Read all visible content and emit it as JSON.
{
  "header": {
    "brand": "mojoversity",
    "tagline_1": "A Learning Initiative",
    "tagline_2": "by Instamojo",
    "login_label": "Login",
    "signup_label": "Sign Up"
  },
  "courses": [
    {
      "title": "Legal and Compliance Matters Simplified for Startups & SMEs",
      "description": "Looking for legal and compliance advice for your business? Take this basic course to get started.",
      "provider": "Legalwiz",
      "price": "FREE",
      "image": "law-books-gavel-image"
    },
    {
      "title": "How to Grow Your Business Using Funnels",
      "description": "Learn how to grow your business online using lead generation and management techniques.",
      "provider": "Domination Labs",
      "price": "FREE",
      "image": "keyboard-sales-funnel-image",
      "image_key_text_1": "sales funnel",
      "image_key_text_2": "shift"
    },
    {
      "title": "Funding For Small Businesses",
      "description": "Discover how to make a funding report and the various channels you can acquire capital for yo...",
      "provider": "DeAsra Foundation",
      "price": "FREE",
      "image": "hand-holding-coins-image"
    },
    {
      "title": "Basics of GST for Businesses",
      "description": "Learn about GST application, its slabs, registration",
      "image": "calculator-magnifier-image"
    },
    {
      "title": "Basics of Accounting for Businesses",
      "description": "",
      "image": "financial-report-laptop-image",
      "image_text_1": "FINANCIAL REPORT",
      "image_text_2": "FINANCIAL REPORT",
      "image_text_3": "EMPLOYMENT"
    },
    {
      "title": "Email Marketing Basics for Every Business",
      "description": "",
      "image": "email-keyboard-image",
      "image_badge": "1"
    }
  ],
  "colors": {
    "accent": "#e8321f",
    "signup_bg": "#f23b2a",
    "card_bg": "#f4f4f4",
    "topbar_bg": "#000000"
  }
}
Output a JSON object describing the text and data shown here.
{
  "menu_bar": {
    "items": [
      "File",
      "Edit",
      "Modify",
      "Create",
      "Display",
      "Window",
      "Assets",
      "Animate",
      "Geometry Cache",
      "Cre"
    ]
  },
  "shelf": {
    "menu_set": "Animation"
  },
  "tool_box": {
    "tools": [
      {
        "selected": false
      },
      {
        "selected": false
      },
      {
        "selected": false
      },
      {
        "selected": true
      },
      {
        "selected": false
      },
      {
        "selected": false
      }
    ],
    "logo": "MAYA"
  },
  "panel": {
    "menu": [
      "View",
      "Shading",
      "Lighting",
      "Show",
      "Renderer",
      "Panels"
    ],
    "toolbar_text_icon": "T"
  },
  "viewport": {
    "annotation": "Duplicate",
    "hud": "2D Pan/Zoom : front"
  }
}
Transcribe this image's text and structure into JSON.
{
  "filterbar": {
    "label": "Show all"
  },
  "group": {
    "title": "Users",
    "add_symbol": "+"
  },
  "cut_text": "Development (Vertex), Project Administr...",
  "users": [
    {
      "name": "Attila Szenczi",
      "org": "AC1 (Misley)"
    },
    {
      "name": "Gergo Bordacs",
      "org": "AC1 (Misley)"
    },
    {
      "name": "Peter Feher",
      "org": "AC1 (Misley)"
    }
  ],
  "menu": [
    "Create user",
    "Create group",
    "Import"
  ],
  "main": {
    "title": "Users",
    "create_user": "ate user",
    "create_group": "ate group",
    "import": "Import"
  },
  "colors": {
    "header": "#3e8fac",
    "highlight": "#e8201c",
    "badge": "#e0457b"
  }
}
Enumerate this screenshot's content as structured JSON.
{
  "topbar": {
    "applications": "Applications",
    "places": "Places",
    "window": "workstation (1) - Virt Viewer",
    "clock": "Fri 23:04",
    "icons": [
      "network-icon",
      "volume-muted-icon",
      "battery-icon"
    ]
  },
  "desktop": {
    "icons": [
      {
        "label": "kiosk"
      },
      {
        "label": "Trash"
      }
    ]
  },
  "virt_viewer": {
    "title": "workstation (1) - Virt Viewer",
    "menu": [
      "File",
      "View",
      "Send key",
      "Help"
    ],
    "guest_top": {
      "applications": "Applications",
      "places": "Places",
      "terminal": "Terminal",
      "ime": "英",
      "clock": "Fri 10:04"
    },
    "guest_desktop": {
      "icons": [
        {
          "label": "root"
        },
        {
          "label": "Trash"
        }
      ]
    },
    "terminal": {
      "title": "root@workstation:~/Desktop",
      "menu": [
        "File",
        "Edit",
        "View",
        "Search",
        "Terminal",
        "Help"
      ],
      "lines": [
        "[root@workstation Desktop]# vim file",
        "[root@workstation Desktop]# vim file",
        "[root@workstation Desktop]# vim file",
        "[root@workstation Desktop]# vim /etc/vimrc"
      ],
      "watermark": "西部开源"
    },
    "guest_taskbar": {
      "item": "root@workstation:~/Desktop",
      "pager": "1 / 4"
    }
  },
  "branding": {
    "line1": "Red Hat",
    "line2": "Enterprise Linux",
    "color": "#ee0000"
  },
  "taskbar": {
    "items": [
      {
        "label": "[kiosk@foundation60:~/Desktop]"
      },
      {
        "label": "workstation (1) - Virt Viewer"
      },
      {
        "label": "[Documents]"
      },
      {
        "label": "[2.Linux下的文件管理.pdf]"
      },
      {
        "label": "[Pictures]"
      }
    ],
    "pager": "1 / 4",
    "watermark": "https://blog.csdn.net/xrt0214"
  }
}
========================
## Given problem
Copy each record from above without leaving any out.

## Task solution
Read all visible content and emit it as JSON.
{
  "header": {
    "brand": "mojoversity",
    "tagline_1": "A Learning Initiative",
    "tagline_2": "by Instamojo",
    "login_label": "Login",
    "signup_label": "Sign Up"
  },
  "courses": [
    {
      "title": "Legal and Compliance Matters Simplified for Startups & SMEs",
      "description": "Looking for legal and compliance advice for your business? Take this basic course to get started.",
      "provider": "Legalwiz",
      "price": "FREE",
      "image": "law-books-gavel-image"
    },
    {
      "title": "How to Grow Your Business Using Funnels",
      "description": "Learn how to grow your business online using lead generation and management techniques.",
      "provider": "Domination Labs",
      "price": "FREE",
      "image": "keyboard-sales-funnel-image",
      "image_key_text_1": "sales funnel",
      "image_key_text_2": "shift"
    },
    {
      "title": "Funding For Small Businesses",
      "description": "Discover how to make a funding report and the various channels you can acquire capital for yo...",
      "provider": "DeAsra Foundation",
      "price": "FREE",
      "image": "hand-holding-coins-image"
    },
    {
      "title": "Basics of GST for Businesses",
      "description": "Learn about GST application, its slabs, registration",
      "image": "calculator-magnifier-image"
    },
    {
      "title": "Basics of Accounting for Businesses",
      "description": "",
      "image": "financial-report-laptop-image",
      "image_text_1": "FINANCIAL REPORT",
      "image_text_2": "FINANCIAL REPORT",
      "image_text_3": "EMPLOYMENT"
    },
    {
      "title": "Email Marketing Basics for Every Business",
      "description": "",
      "image": "email-keyboard-image",
      "image_badge": "1"
    }
  ],
  "colors": {
    "accent": "#e8321f",
    "signup_bg": "#f23b2a",
    "card_bg": "#f4f4f4",
    "topbar_bg": "#000000"
  }
}
Output a JSON object describing the text and data shown here.
{
  "menu_bar": {
    "items": [
      "File",
      "Edit",
      "Modify",
      "Create",
      "Display",
      "Window",
      "Assets",
      "Animate",
      "Geometry Cache",
      "Cre"
    ]
  },
  "shelf": {
    "menu_set": "Animation"
  },
  "tool_box": {
    "tools": [
      {
        "selected": false
      },
      {
        "selected": false
      },
      {
        "selected": false
      },
      {
        "selected": true
      },
      {
        "selected": false
      },
      {
        "selected": false
      }
    ],
    "logo": "MAYA"
  },
  "panel": {
    "menu": [
      "View",
      "Shading",
      "Lighting",
      "Show",
      "Renderer",
      "Panels"
    ],
    "toolbar_text_icon": "T"
  },
  "viewport": {
    "annotation": "Duplicate",
    "hud": "2D Pan/Zoom : front"
  }
}
Transcribe this image's text and structure into JSON.
{
  "filterbar": {
    "label": "Show all"
  },
  "group": {
    "title": "Users",
    "add_symbol": "+"
  },
  "cut_text": "Development (Vertex), Project Administr...",
  "users": [
    {
      "name": "Attila Szenczi",
      "org": "AC1 (Misley)"
    },
    {
      "name": "Gergo Bordacs",
      "org": "AC1 (Misley)"
    },
    {
      "name": "Peter Feher",
      "org": "AC1 (Misley)"
    }
  ],
  "menu": [
    "Create user",
    "Create group",
    "Import"
  ],
  "main": {
    "title": "Users",
    "create_user": "ate user",
    "create_group": "ate group",
    "import": "Import"
  },
  "colors": {
    "header": "#3e8fac",
    "highlight": "#e8201c",
    "badge": "#e0457b"
  }
}
Enumerate this screenshot's content as structured JSON.
{
  "topbar": {
    "applications": "Applications",
    "places": "Places",
    "window": "workstation (1) - Virt Viewer",
    "clock": "Fri 23:04",
    "icons": [
      "network-icon",
      "volume-muted-icon",
      "battery-icon"
    ]
  },
  "desktop": {
    "icons": [
      {
        "label": "kiosk"
      },
      {
        "label": "Trash"
      }
    ]
  },
  "virt_viewer": {
    "title": "workstation (1) - Virt Viewer",
    "menu": [
      "File",
      "View",
      "Send key",
      "Help"
    ],
    "guest_top": {
      "applications": "Applications",
      "places": "Places",
      "terminal": "Terminal",
      "ime": "英",
      "clock": "Fri 10:04"
    },
    "guest_desktop": {
      "icons": [
        {
          "label": "root"
        },
        {
          "label": "Trash"
        }
      ]
    },
    "terminal": {
      "title": "root@workstation:~/Desktop",
      "menu": [
        "File",
        "Edit",
        "View",
        "Search",
        "Terminal",
        "Help"
      ],
      "lines": [
        "[root@workstation Desktop]# vim file",
        "[root@workstation Desktop]# vim file",
        "[root@workstation Desktop]# vim file",
        "[root@workstation Desktop]# vim /etc/vimrc"
      ],
      "watermark": "西部开源"
    },
    "guest_taskbar": {
      "item": "root@workstation:~/Desktop",
      "pager": "1 / 4"
    }
  },
  "branding": {
    "line1": "Red Hat",
    "line2": "Enterprise Linux",
    "color": "#ee0000"
  },
  "taskbar": {
    "items": [
      {
        "label": "[kiosk@foundation60:~/Desktop]"
      },
      {
        "label": "workstation (1) - Virt Viewer"
      },
      {
        "label": "[Documents]"
      },
      {
        "label": "[2.Linux下的文件管理.pdf]"
      },
      {
        "label": "[Pictures]"
      }
    ],
    "pager": "1 / 4",
    "watermark": "https://blog.csdn.net/xrt0214"
  }
}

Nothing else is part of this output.